* GIVEN INSTRUCTION *
Can you set out the lines below as a numbered list, leaving out any blank ones?

(Layout element annotations)
━━━

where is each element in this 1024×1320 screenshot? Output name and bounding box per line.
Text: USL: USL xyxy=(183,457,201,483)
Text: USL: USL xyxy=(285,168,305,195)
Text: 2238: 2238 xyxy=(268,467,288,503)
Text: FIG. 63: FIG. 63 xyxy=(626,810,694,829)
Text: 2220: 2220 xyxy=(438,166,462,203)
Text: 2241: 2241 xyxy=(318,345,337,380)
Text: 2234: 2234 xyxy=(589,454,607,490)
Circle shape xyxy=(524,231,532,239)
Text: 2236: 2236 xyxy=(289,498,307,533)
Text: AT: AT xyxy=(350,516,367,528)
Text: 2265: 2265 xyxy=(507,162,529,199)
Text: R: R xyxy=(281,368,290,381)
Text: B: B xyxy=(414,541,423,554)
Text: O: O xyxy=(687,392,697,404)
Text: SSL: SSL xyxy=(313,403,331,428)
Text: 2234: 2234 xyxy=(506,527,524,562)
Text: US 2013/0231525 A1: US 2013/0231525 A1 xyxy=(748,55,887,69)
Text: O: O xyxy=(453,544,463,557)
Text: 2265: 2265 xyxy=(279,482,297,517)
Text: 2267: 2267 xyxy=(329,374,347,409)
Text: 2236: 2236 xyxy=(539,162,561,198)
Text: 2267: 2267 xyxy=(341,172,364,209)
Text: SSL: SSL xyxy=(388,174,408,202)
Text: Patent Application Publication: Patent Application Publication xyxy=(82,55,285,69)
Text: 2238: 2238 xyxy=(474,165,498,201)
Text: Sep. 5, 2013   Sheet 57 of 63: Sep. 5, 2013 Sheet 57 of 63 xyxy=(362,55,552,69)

━━━

* SOLUTION FOR THIS TASK *
1. where is each element in this 1024×1320 screenshot? Output name and bounding box per line.
2. Text: USL: USL xyxy=(183,457,201,483)
3. Text: USL: USL xyxy=(285,168,305,195)
4. Text: 2238: 2238 xyxy=(268,467,288,503)
5. Text: FIG. 63: FIG. 63 xyxy=(626,810,694,829)
6. Text: 2220: 2220 xyxy=(438,166,462,203)
7. Text: 2241: 2241 xyxy=(318,345,337,380)
8. Text: 2234: 2234 xyxy=(589,454,607,490)
9. Circle shape xyxy=(524,231,532,239)
10. Text: 2236: 2236 xyxy=(289,498,307,533)
11. Text: AT: AT xyxy=(350,516,367,528)
12. Text: 2265: 2265 xyxy=(507,162,529,199)
13. Text: R: R xyxy=(281,368,290,381)
14. Text: B: B xyxy=(414,541,423,554)
15. Text: O: O xyxy=(687,392,697,404)
16. Text: SSL: SSL xyxy=(313,403,331,428)
17. Text: 2234: 2234 xyxy=(506,527,524,562)
18. Text: US 2013/0231525 A1: US 2013/0231525 A1 xyxy=(748,55,887,69)
19. Text: O: O xyxy=(453,544,463,557)
20. Text: 2265: 2265 xyxy=(279,482,297,517)
21. Text: 2267: 2267 xyxy=(329,374,347,409)
22. Text: 2236: 2236 xyxy=(539,162,561,198)
23. Text: 2267: 2267 xyxy=(341,172,364,209)
24. Text: SSL: SSL xyxy=(388,174,408,202)
25. Text: Patent Application Publication: Patent Application Publication xyxy=(82,55,285,69)
26. Text: 2238: 2238 xyxy=(474,165,498,201)
27. Text: Sep. 5, 2013   Sheet 57 of 63: Sep. 5, 2013 Sheet 57 of 63 xyxy=(362,55,552,69)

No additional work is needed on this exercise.